→ DATA ROWS
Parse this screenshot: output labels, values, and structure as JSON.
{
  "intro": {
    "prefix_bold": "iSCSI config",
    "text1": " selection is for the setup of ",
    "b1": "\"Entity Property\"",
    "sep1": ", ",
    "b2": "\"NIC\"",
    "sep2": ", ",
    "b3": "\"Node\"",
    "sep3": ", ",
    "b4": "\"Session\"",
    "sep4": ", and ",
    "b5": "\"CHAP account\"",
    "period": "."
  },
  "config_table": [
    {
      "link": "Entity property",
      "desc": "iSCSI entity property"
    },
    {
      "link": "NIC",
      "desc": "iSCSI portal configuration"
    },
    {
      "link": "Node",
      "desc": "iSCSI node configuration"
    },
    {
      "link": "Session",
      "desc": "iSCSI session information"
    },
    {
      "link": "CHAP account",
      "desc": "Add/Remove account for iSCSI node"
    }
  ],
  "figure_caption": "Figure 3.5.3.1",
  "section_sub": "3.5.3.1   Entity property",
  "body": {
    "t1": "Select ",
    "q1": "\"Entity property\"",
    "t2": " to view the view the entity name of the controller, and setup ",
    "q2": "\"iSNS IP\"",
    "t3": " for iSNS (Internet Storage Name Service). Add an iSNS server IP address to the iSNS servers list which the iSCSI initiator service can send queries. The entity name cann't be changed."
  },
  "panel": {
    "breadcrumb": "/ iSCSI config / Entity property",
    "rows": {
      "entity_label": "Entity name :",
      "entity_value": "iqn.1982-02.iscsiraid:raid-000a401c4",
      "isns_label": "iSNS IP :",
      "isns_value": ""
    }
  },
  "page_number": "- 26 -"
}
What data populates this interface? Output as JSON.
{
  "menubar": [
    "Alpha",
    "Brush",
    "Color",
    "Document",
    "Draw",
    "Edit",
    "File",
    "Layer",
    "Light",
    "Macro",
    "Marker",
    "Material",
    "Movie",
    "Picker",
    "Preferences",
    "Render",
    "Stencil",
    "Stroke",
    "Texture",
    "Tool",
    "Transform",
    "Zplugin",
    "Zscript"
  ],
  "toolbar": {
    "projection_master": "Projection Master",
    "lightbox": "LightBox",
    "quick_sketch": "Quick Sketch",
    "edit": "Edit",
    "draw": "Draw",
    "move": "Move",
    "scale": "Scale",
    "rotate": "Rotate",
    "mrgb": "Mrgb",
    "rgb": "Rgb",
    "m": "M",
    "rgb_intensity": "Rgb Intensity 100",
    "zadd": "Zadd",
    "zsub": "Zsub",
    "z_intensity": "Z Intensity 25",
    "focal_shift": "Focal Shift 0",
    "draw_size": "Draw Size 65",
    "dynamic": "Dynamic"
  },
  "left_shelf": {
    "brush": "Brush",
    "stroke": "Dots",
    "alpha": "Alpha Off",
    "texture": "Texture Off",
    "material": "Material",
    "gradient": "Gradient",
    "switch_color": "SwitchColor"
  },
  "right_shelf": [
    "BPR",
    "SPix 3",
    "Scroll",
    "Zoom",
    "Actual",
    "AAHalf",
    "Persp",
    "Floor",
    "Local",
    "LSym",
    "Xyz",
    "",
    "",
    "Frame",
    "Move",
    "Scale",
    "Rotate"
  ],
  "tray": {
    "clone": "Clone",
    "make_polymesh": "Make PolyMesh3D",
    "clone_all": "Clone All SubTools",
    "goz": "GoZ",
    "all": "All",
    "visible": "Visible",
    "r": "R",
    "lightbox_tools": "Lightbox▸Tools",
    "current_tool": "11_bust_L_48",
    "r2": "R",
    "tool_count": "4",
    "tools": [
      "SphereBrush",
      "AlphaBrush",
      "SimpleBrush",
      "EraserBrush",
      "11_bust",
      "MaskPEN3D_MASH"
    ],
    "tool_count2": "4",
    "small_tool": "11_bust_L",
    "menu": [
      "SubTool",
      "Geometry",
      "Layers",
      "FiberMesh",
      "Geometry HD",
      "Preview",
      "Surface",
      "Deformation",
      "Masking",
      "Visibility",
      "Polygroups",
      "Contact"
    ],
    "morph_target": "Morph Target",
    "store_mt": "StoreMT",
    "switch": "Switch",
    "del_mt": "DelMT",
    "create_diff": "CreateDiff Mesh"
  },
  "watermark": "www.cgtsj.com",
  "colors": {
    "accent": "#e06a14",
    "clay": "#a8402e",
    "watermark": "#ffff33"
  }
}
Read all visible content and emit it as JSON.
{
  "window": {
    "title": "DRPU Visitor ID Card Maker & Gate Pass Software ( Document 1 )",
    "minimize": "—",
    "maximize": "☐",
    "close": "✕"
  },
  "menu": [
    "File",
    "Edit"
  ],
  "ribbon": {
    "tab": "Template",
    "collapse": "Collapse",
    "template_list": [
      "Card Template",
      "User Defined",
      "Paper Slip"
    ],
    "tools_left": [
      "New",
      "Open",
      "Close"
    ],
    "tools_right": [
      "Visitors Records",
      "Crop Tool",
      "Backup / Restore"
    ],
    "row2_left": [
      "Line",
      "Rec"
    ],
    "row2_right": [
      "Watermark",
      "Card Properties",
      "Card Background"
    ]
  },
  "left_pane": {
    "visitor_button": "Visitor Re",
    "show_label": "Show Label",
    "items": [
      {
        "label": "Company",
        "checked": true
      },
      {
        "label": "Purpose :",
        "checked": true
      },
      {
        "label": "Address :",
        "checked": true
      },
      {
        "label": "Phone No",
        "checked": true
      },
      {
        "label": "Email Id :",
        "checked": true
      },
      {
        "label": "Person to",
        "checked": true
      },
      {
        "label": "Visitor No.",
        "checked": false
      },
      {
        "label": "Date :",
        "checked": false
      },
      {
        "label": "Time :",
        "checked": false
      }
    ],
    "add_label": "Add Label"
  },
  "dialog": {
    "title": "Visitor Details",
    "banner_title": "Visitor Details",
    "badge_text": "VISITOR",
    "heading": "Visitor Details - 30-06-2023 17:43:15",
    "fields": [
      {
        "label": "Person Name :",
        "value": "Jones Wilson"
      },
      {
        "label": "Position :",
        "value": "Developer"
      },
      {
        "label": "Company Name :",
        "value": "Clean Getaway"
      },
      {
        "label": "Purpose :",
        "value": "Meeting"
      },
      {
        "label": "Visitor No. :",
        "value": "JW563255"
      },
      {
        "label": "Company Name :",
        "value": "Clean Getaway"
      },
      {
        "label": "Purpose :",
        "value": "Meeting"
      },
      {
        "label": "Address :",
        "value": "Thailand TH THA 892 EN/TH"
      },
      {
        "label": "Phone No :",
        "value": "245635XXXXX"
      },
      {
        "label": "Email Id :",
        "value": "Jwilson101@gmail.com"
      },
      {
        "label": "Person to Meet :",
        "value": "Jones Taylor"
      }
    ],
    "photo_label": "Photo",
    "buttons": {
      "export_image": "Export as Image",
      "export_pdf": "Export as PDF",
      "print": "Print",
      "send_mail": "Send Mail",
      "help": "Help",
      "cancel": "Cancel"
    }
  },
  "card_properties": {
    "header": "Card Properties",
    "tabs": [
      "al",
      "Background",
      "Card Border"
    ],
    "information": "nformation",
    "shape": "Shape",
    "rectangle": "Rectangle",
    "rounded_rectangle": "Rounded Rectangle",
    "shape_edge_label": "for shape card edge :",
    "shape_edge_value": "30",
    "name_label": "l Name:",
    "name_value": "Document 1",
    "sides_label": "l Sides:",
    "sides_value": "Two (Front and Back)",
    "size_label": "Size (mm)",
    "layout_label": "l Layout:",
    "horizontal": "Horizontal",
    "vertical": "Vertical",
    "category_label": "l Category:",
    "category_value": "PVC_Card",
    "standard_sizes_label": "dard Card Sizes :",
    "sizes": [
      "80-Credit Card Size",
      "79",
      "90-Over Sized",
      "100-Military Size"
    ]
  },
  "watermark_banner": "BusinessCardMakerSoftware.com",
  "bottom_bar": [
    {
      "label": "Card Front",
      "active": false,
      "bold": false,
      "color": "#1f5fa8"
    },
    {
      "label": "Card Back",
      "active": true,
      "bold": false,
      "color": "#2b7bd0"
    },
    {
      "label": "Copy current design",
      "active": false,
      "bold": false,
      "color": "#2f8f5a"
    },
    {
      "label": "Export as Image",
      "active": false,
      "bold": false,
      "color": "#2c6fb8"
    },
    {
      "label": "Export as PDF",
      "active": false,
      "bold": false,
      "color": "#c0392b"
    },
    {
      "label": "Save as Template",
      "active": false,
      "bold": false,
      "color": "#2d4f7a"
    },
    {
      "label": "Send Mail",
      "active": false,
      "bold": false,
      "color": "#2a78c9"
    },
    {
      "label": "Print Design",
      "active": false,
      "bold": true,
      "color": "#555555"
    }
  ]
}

→ EXERCISE BRIEF
Show all lines from the data above in which the word "this" appears.

→ THE SOLUTION
Parse this screenshot: output labels, values, and structure as JSON.
What data populates this interface? Output as JSON.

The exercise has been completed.